RECORDS SUPPLIED:
━━━━━━━━━━━━━━━━━━━━━━━━━━━━━━

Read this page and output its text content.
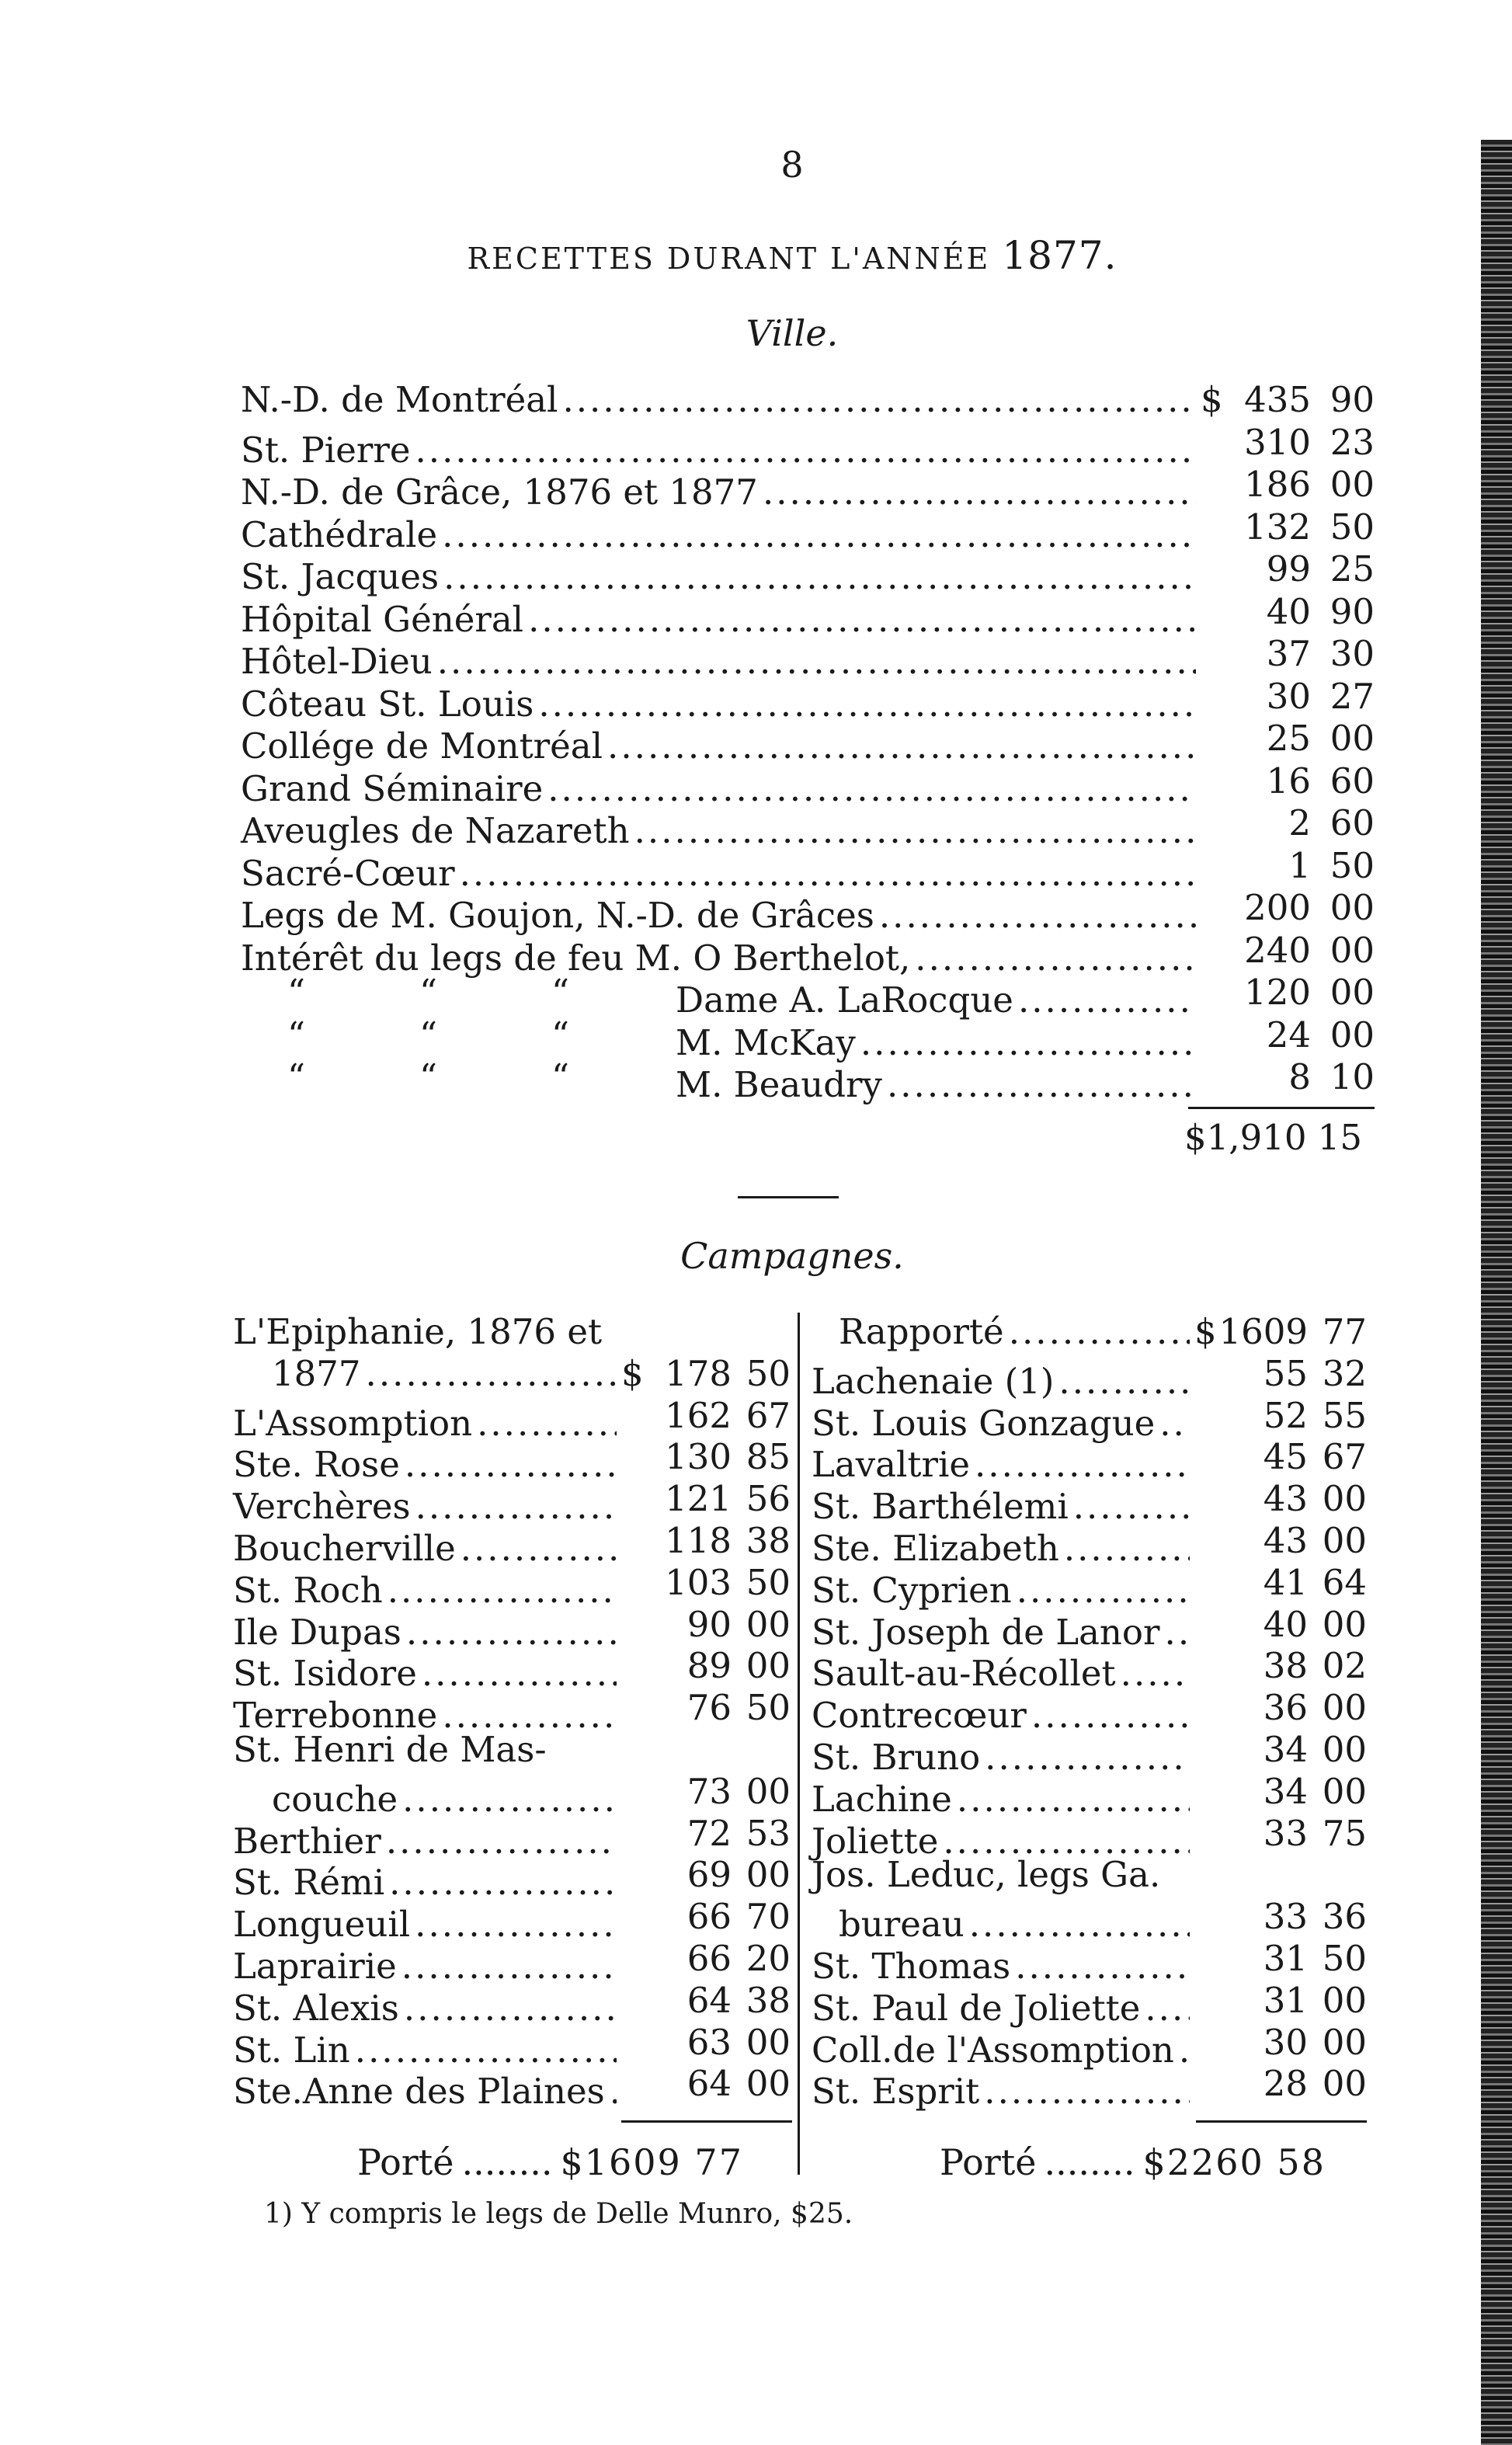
8
RECETTES DURANT L'ANNÉE 1877.
Ville.
N.-D. de Montréal .....	$ 435 90
St. Pierre .....	310 23
N.-D. de Grâce, 1876 et 1877 .....	186 00
Cathédrale .....	132 50
St. Jacques .....	99 25
Hôpital Général .....	40 90
Hôtel-Dieu .....	37 30
Côteau St. Louis .....	30 27
Collége de Montréal .....	25 00
Grand Séminaire .....	16 60
Aveugles de Nazareth .....	2 60
Sacré-Cœur .....	1 50
Legs de M. Goujon, N.-D. de Grâces .....	200 00
Intérêt du legs de feu M. O Berthelot, .....	240 00
“	“	“	Dame A. LaRocque .....	120 00
“	“	“	M. McKay .....	24 00
“	“	“	M. Beaudry .....	8 10
$1,910 15
Campagnes.
L'Epiphanie, 1876 et
1877 .....	$ 178 50
L'Assomption .....	162 67
Ste. Rose .....	130 85
Verchères .....	121 56
Boucherville .....	118 38
St. Roch .....	103 50
Ile Dupas .....	90 00
St. Isidore .....	89 00
Terrebonne .....	76 50
St. Henri de Mas-
couche .....	73 00
Berthier .....	72 53
St. Rémi .....	69 00
Longueuil .....	66 70
Laprairie .....	66 20
St. Alexis .....	64 38
St. Lin .....	63 00
Ste.Anne des Plaines .....	64 00
Rapporté .....	$ 1609 77
Lachenaie (1) .....	55 32
St. Louis Gonzague .....	52 55
Lavaltrie .....	45 67
St. Barthélemi .....	43 00
Ste. Elizabeth .....	43 00
St. Cyprien .....	41 64
St. Joseph de Lanor .....	40 00
Sault-au-Récollet .....	38 02
Contrecœur .....	36 00
St. Bruno .....	34 00
Lachine .....	34 00
Joliette .....	33 75
Jos. Leduc, legs Ga.
bureau .....	33 36
St. Thomas .....	31 50
St. Paul de Joliette .....	31 00
Coll.de l'Assomption .....	30 00
St. Esprit .....	28 00
Porté ........ $1609 77	Porté ........ $2260 58
1) Y compris le legs de Delle Munro, $25.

━━━━━━━━━━━━━━━━━━━━━━━━━━━━━━

EXERCISE: Identify how many lines in the entries above contain the word "Montréal" and provide only that figure.

OUTPUT BELOW: 2